WHAT THIS TASK INVOLVES
Please rewrite the stretch of records from the start through the line containing "- panel-border: [400, 80, 738, 424]", replacing "outlier-point" with "outlier-marker" and leaving everything else unchanged.

* Begin DATASET *

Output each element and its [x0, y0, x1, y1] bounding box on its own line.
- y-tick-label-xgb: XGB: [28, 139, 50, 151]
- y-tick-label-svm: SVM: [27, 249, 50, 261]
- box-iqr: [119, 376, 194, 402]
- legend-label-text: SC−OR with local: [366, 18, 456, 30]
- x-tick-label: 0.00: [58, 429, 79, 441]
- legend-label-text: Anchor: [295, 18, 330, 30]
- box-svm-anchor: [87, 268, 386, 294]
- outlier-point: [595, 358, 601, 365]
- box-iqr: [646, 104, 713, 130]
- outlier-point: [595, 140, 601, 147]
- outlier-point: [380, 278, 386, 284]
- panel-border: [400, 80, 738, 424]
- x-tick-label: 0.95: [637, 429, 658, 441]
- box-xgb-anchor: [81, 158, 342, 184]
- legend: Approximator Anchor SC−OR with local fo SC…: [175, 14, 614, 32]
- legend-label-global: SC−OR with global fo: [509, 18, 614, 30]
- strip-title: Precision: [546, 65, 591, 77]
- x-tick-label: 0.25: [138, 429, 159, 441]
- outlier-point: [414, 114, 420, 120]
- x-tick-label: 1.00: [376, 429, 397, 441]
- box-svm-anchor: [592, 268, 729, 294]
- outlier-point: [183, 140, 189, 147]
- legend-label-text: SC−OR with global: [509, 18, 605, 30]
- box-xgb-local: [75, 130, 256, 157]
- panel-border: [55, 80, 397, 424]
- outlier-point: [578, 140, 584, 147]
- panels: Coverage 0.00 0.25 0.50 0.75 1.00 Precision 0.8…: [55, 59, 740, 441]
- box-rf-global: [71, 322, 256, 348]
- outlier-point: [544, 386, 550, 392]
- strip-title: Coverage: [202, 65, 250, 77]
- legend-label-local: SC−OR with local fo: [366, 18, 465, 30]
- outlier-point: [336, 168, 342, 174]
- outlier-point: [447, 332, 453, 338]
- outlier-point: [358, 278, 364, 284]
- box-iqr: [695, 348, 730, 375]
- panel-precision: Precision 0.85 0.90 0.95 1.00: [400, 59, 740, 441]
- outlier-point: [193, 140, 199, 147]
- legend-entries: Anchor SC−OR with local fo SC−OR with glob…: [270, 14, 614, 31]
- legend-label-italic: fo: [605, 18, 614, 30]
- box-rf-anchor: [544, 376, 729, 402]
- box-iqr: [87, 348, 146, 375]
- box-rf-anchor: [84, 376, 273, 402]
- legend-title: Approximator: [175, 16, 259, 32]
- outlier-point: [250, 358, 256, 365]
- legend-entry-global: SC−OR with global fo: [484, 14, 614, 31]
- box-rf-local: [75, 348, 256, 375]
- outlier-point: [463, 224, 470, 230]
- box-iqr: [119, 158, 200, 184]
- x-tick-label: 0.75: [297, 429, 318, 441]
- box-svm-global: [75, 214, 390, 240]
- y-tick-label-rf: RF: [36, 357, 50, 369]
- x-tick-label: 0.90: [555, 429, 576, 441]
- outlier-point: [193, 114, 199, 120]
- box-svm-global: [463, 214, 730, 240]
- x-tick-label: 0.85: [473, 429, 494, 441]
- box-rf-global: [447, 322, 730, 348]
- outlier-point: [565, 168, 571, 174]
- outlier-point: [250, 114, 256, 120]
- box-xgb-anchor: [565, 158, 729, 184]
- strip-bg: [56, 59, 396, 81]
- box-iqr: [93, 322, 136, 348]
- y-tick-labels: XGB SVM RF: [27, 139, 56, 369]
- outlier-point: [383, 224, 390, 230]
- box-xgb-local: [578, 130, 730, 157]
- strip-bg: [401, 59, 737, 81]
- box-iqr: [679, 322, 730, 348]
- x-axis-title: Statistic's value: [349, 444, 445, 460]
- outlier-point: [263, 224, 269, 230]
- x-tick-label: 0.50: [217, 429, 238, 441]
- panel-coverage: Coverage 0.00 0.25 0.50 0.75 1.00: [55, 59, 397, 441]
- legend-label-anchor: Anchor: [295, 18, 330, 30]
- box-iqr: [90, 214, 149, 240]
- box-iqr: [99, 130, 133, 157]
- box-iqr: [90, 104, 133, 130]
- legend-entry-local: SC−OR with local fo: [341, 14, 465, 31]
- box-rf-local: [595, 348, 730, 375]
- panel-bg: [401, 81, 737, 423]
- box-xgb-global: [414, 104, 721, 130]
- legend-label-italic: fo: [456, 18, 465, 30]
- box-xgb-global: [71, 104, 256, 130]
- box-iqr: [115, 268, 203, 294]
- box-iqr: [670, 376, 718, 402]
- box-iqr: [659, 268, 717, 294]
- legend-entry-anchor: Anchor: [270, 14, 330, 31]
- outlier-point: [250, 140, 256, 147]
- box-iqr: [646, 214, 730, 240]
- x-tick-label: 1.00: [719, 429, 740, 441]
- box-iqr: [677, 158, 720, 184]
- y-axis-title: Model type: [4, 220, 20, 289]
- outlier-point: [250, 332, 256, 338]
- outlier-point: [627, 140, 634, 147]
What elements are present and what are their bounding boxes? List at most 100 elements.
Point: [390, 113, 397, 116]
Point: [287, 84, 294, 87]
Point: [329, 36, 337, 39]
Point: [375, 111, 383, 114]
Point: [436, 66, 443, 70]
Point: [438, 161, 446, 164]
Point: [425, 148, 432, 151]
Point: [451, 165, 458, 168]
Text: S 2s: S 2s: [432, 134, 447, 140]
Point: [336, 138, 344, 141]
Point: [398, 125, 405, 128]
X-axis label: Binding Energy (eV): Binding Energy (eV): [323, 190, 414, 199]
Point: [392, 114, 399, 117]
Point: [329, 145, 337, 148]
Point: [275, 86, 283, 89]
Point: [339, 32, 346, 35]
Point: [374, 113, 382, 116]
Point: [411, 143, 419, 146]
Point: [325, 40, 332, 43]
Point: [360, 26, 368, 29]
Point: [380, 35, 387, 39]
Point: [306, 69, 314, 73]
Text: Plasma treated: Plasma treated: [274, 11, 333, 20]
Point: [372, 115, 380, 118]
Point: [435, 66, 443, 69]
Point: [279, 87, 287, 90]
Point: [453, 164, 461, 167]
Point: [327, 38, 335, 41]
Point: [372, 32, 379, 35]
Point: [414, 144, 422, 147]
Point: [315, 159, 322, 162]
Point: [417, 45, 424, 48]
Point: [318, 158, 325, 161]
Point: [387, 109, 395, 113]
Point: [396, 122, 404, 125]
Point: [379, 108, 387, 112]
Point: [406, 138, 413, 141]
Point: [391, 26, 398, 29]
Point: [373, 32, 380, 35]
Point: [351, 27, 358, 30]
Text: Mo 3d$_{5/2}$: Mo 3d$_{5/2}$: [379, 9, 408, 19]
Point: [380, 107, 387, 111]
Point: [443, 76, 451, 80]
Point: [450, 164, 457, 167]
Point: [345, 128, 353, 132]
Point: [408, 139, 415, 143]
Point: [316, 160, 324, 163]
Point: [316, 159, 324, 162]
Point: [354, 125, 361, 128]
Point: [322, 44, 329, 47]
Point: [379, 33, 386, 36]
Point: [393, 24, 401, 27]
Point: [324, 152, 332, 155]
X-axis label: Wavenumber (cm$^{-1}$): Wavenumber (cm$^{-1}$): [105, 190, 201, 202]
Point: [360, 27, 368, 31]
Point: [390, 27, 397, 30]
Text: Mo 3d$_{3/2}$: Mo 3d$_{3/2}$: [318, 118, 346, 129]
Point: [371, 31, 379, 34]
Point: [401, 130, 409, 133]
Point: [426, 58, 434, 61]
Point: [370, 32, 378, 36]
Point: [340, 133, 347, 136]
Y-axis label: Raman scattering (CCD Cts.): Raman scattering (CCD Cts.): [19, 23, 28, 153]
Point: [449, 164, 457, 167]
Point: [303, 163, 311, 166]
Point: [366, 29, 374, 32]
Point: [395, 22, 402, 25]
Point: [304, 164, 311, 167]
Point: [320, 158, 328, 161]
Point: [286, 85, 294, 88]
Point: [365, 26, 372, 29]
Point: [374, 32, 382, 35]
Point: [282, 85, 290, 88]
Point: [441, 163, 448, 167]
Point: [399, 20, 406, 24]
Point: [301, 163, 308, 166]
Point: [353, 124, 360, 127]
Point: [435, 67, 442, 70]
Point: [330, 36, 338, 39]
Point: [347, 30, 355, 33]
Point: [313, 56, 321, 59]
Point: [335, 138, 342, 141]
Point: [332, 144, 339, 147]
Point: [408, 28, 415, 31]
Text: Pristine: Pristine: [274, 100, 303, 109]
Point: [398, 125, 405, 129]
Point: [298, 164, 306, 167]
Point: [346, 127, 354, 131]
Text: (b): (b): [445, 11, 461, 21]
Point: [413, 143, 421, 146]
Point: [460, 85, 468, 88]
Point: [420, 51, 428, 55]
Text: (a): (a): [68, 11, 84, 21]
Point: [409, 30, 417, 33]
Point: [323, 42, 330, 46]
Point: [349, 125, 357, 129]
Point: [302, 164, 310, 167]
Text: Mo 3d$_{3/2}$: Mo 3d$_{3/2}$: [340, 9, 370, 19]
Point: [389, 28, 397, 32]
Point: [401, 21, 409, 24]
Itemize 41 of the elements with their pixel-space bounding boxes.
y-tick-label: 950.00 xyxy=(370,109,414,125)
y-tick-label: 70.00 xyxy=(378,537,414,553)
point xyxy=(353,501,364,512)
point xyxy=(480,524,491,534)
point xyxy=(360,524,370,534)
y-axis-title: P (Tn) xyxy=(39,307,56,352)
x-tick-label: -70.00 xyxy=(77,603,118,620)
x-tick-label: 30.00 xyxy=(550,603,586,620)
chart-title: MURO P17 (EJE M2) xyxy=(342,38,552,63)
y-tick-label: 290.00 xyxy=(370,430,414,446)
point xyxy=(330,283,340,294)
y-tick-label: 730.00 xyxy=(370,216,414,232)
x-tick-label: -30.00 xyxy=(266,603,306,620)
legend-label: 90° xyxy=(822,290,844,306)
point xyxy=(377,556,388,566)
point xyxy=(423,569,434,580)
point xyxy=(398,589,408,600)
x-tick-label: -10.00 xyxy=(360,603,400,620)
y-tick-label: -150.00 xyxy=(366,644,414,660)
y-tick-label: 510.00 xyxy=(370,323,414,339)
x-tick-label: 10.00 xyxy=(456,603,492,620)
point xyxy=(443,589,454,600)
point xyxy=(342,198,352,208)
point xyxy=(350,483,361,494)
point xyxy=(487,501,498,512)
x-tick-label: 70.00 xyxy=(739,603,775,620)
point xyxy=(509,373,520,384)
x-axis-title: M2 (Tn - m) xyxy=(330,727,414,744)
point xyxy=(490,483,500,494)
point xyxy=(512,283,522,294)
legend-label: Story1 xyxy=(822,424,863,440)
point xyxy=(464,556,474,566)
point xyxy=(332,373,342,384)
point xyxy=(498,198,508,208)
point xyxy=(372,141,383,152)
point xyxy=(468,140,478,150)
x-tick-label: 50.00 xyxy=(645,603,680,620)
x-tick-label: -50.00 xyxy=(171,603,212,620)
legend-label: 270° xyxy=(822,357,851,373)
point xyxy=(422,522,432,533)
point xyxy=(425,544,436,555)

* End DATASET *

SOLUTION BELOW
Output each element and its [x0, y0, x1, y1] bounding box on its own line.
- y-tick-label-xgb: XGB: [28, 139, 50, 151]
- y-tick-label-svm: SVM: [27, 249, 50, 261]
- box-iqr: [119, 376, 194, 402]
- legend-label-text: SC−OR with local: [366, 18, 456, 30]
- x-tick-label: 0.00: [58, 429, 79, 441]
- legend-label-text: Anchor: [295, 18, 330, 30]
- box-svm-anchor: [87, 268, 386, 294]
- outlier-marker: [595, 358, 601, 365]
- box-iqr: [646, 104, 713, 130]
- outlier-marker: [595, 140, 601, 147]
- outlier-marker: [380, 278, 386, 284]
- panel-border: [400, 80, 738, 424]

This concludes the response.